#### Aim of the task:
Repeat the listing exactly as given, omitting every image.

Stored data entries:
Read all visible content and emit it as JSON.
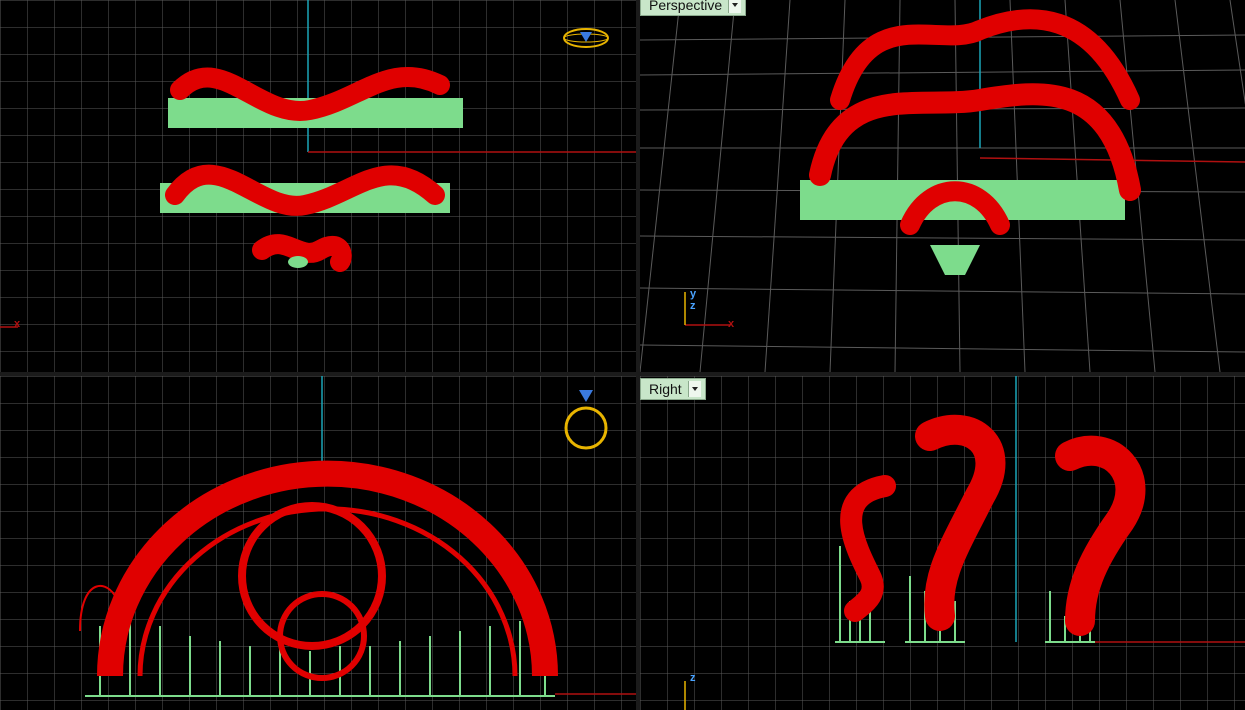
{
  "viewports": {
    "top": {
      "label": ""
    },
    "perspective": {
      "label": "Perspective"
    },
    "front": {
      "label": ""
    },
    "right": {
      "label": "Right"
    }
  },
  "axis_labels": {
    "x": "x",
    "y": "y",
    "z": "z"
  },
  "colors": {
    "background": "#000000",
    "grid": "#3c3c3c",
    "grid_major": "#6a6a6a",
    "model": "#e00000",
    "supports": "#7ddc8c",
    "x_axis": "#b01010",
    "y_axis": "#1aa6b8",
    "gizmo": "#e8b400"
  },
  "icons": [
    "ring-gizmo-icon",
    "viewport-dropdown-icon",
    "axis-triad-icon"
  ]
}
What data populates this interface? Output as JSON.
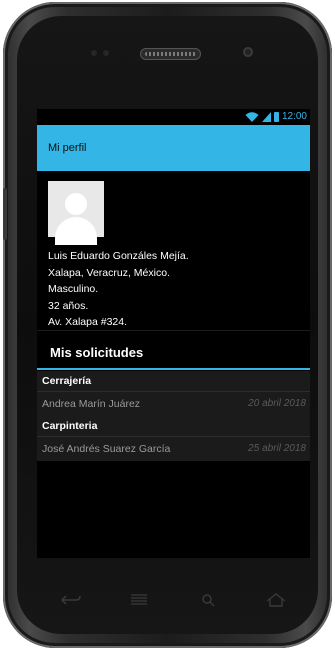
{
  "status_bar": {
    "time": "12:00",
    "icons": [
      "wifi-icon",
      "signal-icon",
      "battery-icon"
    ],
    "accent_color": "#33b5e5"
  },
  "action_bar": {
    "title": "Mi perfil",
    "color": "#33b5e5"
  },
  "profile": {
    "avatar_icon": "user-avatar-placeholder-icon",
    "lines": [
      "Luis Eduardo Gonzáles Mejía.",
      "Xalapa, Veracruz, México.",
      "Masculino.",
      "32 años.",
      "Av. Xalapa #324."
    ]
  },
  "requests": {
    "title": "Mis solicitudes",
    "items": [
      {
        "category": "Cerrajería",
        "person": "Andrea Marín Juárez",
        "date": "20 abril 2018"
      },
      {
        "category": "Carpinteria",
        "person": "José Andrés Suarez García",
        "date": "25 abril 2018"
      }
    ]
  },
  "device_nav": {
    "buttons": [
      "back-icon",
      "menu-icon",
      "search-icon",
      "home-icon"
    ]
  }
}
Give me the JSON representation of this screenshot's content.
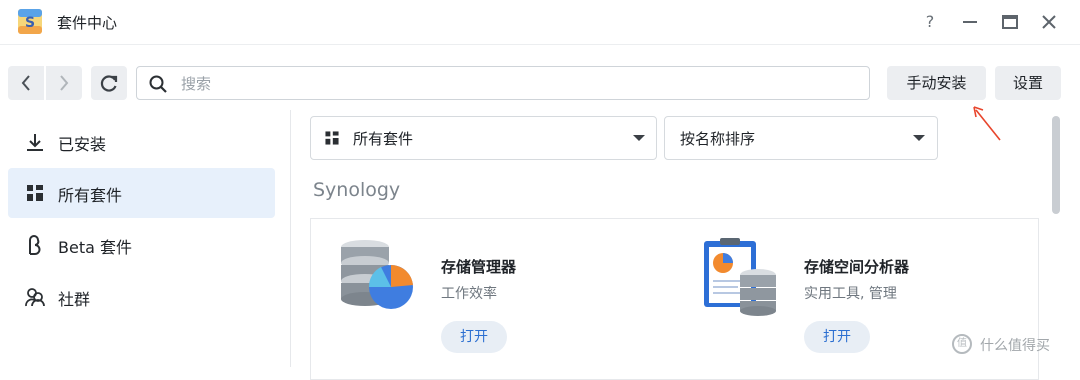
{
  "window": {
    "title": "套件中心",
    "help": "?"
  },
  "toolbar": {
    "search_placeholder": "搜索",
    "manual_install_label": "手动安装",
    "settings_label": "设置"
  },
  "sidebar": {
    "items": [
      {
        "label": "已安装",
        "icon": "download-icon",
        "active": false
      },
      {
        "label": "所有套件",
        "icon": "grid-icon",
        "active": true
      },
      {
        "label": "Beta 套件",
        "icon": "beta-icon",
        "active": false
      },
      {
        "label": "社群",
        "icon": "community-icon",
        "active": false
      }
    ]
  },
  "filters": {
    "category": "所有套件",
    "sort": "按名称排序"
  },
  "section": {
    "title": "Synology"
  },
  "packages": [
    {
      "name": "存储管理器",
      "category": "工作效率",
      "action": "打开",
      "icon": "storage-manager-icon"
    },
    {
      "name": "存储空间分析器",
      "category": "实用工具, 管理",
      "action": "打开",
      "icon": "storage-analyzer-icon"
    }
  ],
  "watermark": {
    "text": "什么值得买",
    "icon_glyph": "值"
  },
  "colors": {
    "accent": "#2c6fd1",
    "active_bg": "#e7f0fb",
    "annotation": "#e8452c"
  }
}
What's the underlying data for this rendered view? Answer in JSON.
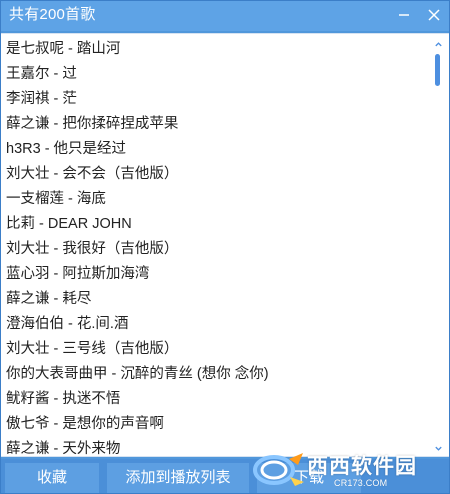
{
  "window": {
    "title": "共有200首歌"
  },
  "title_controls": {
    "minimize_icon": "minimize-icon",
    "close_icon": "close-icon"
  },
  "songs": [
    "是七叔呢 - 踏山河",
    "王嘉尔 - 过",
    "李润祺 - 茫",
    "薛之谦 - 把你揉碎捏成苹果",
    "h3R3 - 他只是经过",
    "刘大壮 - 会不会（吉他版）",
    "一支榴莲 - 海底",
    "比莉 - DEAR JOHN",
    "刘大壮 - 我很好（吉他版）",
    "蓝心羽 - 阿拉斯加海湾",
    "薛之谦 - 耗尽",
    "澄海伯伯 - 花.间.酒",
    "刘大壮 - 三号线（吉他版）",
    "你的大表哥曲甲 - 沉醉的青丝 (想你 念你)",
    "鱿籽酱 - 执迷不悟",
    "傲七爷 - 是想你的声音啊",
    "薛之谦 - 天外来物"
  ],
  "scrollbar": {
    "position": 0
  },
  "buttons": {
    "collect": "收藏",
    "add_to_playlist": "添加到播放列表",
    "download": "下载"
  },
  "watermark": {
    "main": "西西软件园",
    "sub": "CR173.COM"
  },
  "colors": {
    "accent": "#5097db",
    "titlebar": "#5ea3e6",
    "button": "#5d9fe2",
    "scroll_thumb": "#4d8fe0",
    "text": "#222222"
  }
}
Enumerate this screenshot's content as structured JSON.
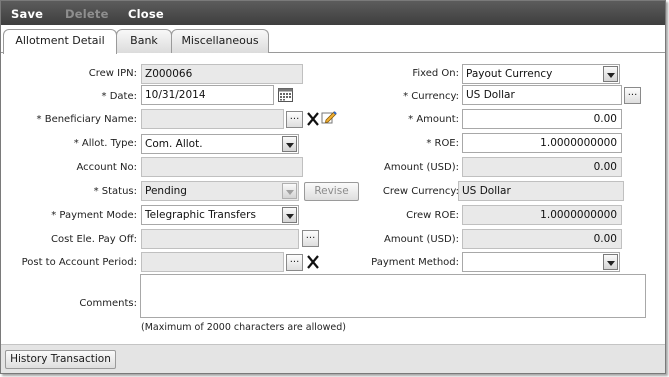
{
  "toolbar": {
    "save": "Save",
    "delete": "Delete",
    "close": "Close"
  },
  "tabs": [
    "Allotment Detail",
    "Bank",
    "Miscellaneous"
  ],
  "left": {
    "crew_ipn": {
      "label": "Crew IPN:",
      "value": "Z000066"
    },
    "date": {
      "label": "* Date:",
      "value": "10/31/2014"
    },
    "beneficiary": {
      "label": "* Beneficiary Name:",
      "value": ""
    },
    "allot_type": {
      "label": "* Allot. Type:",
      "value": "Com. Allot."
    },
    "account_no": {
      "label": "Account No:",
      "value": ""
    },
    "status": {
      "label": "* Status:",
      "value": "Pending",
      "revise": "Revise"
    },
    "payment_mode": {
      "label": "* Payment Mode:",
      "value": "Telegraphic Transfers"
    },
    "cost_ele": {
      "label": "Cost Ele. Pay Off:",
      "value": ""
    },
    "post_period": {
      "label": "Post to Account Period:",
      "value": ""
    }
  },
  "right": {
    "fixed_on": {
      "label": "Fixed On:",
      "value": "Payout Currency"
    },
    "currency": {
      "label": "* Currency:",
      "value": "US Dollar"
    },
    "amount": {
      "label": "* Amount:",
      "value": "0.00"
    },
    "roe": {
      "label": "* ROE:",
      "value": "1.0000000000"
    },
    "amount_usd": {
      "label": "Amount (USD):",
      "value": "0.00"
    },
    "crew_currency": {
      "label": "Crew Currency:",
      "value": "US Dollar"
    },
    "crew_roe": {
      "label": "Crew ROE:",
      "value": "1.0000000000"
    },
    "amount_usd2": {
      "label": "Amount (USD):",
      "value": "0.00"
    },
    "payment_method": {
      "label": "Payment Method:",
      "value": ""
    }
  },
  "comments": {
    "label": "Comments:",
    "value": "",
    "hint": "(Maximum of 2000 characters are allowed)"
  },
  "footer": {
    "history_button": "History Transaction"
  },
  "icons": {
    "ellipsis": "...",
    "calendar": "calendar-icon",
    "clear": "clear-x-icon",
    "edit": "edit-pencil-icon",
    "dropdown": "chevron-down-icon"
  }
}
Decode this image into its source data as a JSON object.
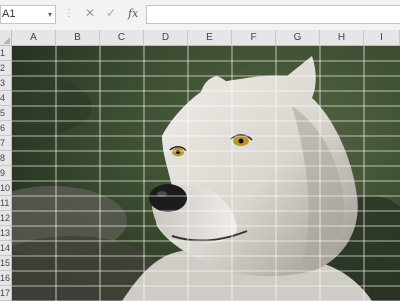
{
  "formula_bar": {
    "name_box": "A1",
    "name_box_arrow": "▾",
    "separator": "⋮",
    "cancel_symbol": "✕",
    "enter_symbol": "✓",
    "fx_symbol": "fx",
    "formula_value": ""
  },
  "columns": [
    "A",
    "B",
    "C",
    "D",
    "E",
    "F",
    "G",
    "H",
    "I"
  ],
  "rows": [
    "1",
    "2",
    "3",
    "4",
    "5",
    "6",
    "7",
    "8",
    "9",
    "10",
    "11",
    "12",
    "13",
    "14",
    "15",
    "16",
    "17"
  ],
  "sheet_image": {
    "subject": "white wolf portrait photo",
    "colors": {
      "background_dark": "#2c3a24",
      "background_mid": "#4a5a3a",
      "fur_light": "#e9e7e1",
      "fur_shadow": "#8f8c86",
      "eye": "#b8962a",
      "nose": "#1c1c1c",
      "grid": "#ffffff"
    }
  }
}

#### Final result:
Read all visible content and emit it as JSON.
{
  "viewports": {
    "top": {
      "label": ""
    },
    "perspective": {
      "label": "Perspective"
    },
    "front": {
      "label": ""
    },
    "right": {
      "label": "Right"
    }
  },
  "axis_labels": {
    "x": "x",
    "y": "y",
    "z": "z"
  },
  "colors": {
    "background": "#000000",
    "grid": "#3c3c3c",
    "grid_major": "#6a6a6a",
    "model": "#e00000",
    "supports": "#7ddc8c",
    "x_axis": "#b01010",
    "y_axis": "#1aa6b8",
    "gizmo": "#e8b400"
  },
  "icons": [
    "ring-gizmo-icon",
    "viewport-dropdown-icon",
    "axis-triad-icon"
  ]
}
What data populates this interface? Output as JSON.
{
  "status_bar": {
    "time": "12:00",
    "icons": [
      "wifi-icon",
      "signal-icon",
      "battery-icon"
    ],
    "accent_color": "#33b5e5"
  },
  "action_bar": {
    "title": "Mi perfil",
    "color": "#33b5e5"
  },
  "profile": {
    "avatar_icon": "user-avatar-placeholder-icon",
    "lines": [
      "Luis Eduardo Gonzáles Mejía.",
      "Xalapa, Veracruz, México.",
      "Masculino.",
      "32 años.",
      "Av. Xalapa #324."
    ]
  },
  "requests": {
    "title": "Mis solicitudes",
    "items": [
      {
        "category": "Cerrajería",
        "person": "Andrea Marín Juárez",
        "date": "20 abril 2018"
      },
      {
        "category": "Carpinteria",
        "person": "José Andrés Suarez García",
        "date": "25 abril 2018"
      }
    ]
  },
  "device_nav": {
    "buttons": [
      "back-icon",
      "menu-icon",
      "search-icon",
      "home-icon"
    ]
  }
}
Give me the JSON representation of this screenshot's content.
{
  "window": {
    "title": "套件中心",
    "help": "?"
  },
  "toolbar": {
    "search_placeholder": "搜索",
    "manual_install_label": "手动安装",
    "settings_label": "设置"
  },
  "sidebar": {
    "items": [
      {
        "label": "已安装",
        "icon": "download-icon",
        "active": false
      },
      {
        "label": "所有套件",
        "icon": "grid-icon",
        "active": true
      },
      {
        "label": "Beta 套件",
        "icon": "beta-icon",
        "active": false
      },
      {
        "label": "社群",
        "icon": "community-icon",
        "active": false
      }
    ]
  },
  "filters": {
    "category": "所有套件",
    "sort": "按名称排序"
  },
  "section": {
    "title": "Synology"
  },
  "packages": [
    {
      "name": "存储管理器",
      "category": "工作效率",
      "action": "打开",
      "icon": "storage-manager-icon"
    },
    {
      "name": "存储空间分析器",
      "category": "实用工具, 管理",
      "action": "打开",
      "icon": "storage-analyzer-icon"
    }
  ],
  "watermark": {
    "text": "什么值得买",
    "icon_glyph": "值"
  },
  "colors": {
    "accent": "#2c6fd1",
    "active_bg": "#e7f0fb",
    "annotation": "#e8452c"
  }
}
What's the underlying data for this rendered view? Answer in JSON.
{
  "window": {
    "title": "共有200首歌"
  },
  "title_controls": {
    "minimize_icon": "minimize-icon",
    "close_icon": "close-icon"
  },
  "songs": [
    "是七叔呢 - 踏山河",
    "王嘉尔 - 过",
    "李润祺 - 茫",
    "薛之谦 - 把你揉碎捏成苹果",
    "h3R3 - 他只是经过",
    "刘大壮 - 会不会（吉他版）",
    "一支榴莲 - 海底",
    "比莉 - DEAR JOHN",
    "刘大壮 - 我很好（吉他版）",
    "蓝心羽 - 阿拉斯加海湾",
    "薛之谦 - 耗尽",
    "澄海伯伯 - 花.间.酒",
    "刘大壮 - 三号线（吉他版）",
    "你的大表哥曲甲 - 沉醉的青丝 (想你 念你)",
    "鱿籽酱 - 执迷不悟",
    "傲七爷 - 是想你的声音啊",
    "薛之谦 - 天外来物"
  ],
  "scrollbar": {
    "position": 0
  },
  "buttons": {
    "collect": "收藏",
    "add_to_playlist": "添加到播放列表",
    "download": "下载"
  },
  "watermark": {
    "main": "西西软件园",
    "sub": "CR173.COM"
  },
  "colors": {
    "accent": "#5097db",
    "titlebar": "#5ea3e6",
    "button": "#5d9fe2",
    "scroll_thumb": "#4d8fe0",
    "text": "#222222"
  }
}
Enumerate this screenshot's content as structured JSON.
{
  "toolbar": {
    "save": "Save",
    "delete": "Delete",
    "close": "Close"
  },
  "tabs": [
    "Allotment Detail",
    "Bank",
    "Miscellaneous"
  ],
  "left": {
    "crew_ipn": {
      "label": "Crew IPN:",
      "value": "Z000066"
    },
    "date": {
      "label": "* Date:",
      "value": "10/31/2014"
    },
    "beneficiary": {
      "label": "* Beneficiary Name:",
      "value": ""
    },
    "allot_type": {
      "label": "* Allot. Type:",
      "value": "Com. Allot."
    },
    "account_no": {
      "label": "Account No:",
      "value": ""
    },
    "status": {
      "label": "* Status:",
      "value": "Pending",
      "revise": "Revise"
    },
    "payment_mode": {
      "label": "* Payment Mode:",
      "value": "Telegraphic Transfers"
    },
    "cost_ele": {
      "label": "Cost Ele. Pay Off:",
      "value": ""
    },
    "post_period": {
      "label": "Post to Account Period:",
      "value": ""
    }
  },
  "right": {
    "fixed_on": {
      "label": "Fixed On:",
      "value": "Payout Currency"
    },
    "currency": {
      "label": "* Currency:",
      "value": "US Dollar"
    },
    "amount": {
      "label": "* Amount:",
      "value": "0.00"
    },
    "roe": {
      "label": "* ROE:",
      "value": "1.0000000000"
    },
    "amount_usd": {
      "label": "Amount (USD):",
      "value": "0.00"
    },
    "crew_currency": {
      "label": "Crew Currency:",
      "value": "US Dollar"
    },
    "crew_roe": {
      "label": "Crew ROE:",
      "value": "1.0000000000"
    },
    "amount_usd2": {
      "label": "Amount (USD):",
      "value": "0.00"
    },
    "payment_method": {
      "label": "Payment Method:",
      "value": ""
    }
  },
  "comments": {
    "label": "Comments:",
    "value": "",
    "hint": "(Maximum of 2000 characters are allowed)"
  },
  "footer": {
    "history_button": "History Transaction"
  },
  "icons": {
    "ellipsis": "...",
    "calendar": "calendar-icon",
    "clear": "clear-x-icon",
    "edit": "edit-pencil-icon",
    "dropdown": "chevron-down-icon"
  }
}
Decode this image into its source data as a JSON object.
{
  "formula_bar": {
    "name_box": "A1",
    "name_box_arrow": "▾",
    "separator": "⋮",
    "cancel_symbol": "✕",
    "enter_symbol": "✓",
    "fx_symbol": "fx",
    "formula_value": ""
  },
  "columns": [
    "A",
    "B",
    "C",
    "D",
    "E",
    "F",
    "G",
    "H",
    "I"
  ],
  "rows": [
    "1",
    "2",
    "3",
    "4",
    "5",
    "6",
    "7",
    "8",
    "9",
    "10",
    "11",
    "12",
    "13",
    "14",
    "15",
    "16",
    "17"
  ],
  "sheet_image": {
    "subject": "white wolf portrait photo",
    "colors": {
      "background_dark": "#2c3a24",
      "background_mid": "#4a5a3a",
      "fur_light": "#e9e7e1",
      "fur_shadow": "#8f8c86",
      "eye": "#b8962a",
      "nose": "#1c1c1c",
      "grid": "#ffffff"
    }
  }
}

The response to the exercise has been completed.